__Travail à faire__.
1. Traduisez en anglais cette phrase de l'article sur François Bayrou : « La IVe République agonisante mourut deux ans plus tard. »
2. Reprenez la rédaction de l'article sur François Bayrou à la suite de sa dernière phrase.

__Extrait retenu__.
-------

Où s’arrêtera François Bayrou ?

Publié le 13 mars 2007 Lecture : 4 minutes.

En progression constante dans les intentions de vote – jusqu’à 24 % -, François Bayrou, patron de l’UDF et candidat de la « troisième voie », a déjà la satisfaction d’être devenu – péril oblige – la principale cible des dirigeants de l’UMP. Le transfuge Philippe Douste-Blazy, son ex-camarade de parti, n’a pas hésité à reprendre contre lui la malédiction gaullienne du « chaos ». À cette accusation de mettre en péril la stabilité du régime, Bayrou réplique que, s’il est élu, il formera une majorité et un gouvernement avec « des hommes et des femmes nouveaux » qui refusent la fatalité d’une moitié des Français dressée contre l’autre. Il compte que son « label électoral » constituera alors une sorte de prime dans le désarroi des options et la dislocation des partis. Ni droite ni gauche Peut-il réveiller à son profit cette tentation du « ni-ni » qui sommeille au tréfonds contestataire du tempérament français ? Sa tentative n’est pas sans rappeler une autre union sacrée des centres et des gauches, celle du « Front républicain », dont les candidats, munis de cette seule étiquette et d’un emblématique bonnet phrygien, remportèrent une écrasante victoire aux élections législatives de 1956. La comparaison s’arrête là. Car, à l’amère déception des électeurs qui attendaient Pierre Mendès France, René Coty se laissa imposer Guy Mollet pour Matignon. La IVe République agonisante mourut deux ans plus tard. Mais les institutions de la Ve accroissent les chances de la gageure de François Bayrou.

-------

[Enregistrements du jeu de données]
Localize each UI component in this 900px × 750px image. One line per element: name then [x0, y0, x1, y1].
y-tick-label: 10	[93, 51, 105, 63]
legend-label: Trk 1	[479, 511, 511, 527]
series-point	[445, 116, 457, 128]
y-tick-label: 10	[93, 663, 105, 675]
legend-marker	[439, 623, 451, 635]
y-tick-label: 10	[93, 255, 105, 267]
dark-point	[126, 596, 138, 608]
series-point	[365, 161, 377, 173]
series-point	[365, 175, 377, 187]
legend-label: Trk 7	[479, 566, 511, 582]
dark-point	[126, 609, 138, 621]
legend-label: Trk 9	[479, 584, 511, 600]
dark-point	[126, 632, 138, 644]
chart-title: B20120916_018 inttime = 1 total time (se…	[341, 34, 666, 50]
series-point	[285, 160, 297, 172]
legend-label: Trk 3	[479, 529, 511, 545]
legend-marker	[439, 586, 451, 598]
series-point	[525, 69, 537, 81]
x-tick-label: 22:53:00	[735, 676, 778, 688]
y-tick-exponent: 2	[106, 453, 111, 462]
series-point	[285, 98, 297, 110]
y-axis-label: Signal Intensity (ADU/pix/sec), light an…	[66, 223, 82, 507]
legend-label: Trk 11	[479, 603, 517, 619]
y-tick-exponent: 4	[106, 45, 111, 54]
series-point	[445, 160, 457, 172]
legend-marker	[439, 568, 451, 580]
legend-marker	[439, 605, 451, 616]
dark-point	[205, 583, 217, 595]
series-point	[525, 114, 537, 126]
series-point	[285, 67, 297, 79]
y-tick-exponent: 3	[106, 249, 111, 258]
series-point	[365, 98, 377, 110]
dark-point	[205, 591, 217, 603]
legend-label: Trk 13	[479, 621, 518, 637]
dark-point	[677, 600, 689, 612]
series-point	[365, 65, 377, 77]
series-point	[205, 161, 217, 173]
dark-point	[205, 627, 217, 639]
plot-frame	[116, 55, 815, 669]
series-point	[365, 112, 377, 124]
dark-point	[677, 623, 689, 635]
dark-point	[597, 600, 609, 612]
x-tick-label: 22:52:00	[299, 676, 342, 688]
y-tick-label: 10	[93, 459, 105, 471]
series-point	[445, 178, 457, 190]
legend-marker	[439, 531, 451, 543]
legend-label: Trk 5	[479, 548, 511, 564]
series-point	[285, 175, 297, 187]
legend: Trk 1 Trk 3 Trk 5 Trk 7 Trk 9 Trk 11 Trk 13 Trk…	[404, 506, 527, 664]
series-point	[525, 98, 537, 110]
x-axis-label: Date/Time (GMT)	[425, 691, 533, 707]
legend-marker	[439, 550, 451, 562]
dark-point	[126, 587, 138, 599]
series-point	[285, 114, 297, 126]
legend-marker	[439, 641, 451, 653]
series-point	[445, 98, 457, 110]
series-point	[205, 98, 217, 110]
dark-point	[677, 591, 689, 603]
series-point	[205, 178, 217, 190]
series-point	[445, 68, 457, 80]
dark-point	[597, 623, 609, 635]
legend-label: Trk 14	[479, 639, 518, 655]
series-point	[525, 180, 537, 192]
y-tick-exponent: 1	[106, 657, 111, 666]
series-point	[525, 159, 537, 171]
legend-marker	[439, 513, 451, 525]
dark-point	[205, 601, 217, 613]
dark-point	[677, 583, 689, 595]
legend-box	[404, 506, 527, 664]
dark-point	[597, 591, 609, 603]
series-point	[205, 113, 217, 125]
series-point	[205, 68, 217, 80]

-------

__Réponses par consigne__.
1. The moribund Fourth Republic died two years later.

2.
Les 100 jours de Ségolène
Dans le sondage où elle tient bon derrière Nicolas Sarkozy, un chiffre reste préoccupant pour Ségolène Royal. Son charisme fait toujours merveille, mais sa crédibilité stagne entre 25 % et 30 %. D’où, sans doute, ses confidences à la une du quotidien Le Monde concernant le programme de ses 100 premiers jours à l’Élysée : emploi des jeunes, revalorisation des bas salaires, moratoire sur les organismes génétiquement modifiés, aides à la rentrée scolaire Ce concept des 100 jours vient de la campagne présidentielle de Valéry Giscard d’Estaing, en 1974. Cent jours à partir de l’arrivée à l’Élysée pour agir et faire passer les réformes les plus importantes. Au-delà de cet état de grâce, vieilles habitudes et pesanteurs bloquent de nouveau toute évolution. Ségolène Royal n’allait évidemment pas placer sous ce patronage libéral sa résolution d’« aller vite » dans ce qu’elle appelle « le socialisme du XXIe siècle ». Giscard lui-même avait d’ailleurs emprunté sa théorie des 100 jours aux trois mois que s’était fixés Franklin D. Roosevelt pour mener à bien son New Deal. Comme aimait à dire Alain Peyrefitte, « les politiques se copient beaucoup les uns les autres, mais ils ne paient jamais de droits d’auteur ».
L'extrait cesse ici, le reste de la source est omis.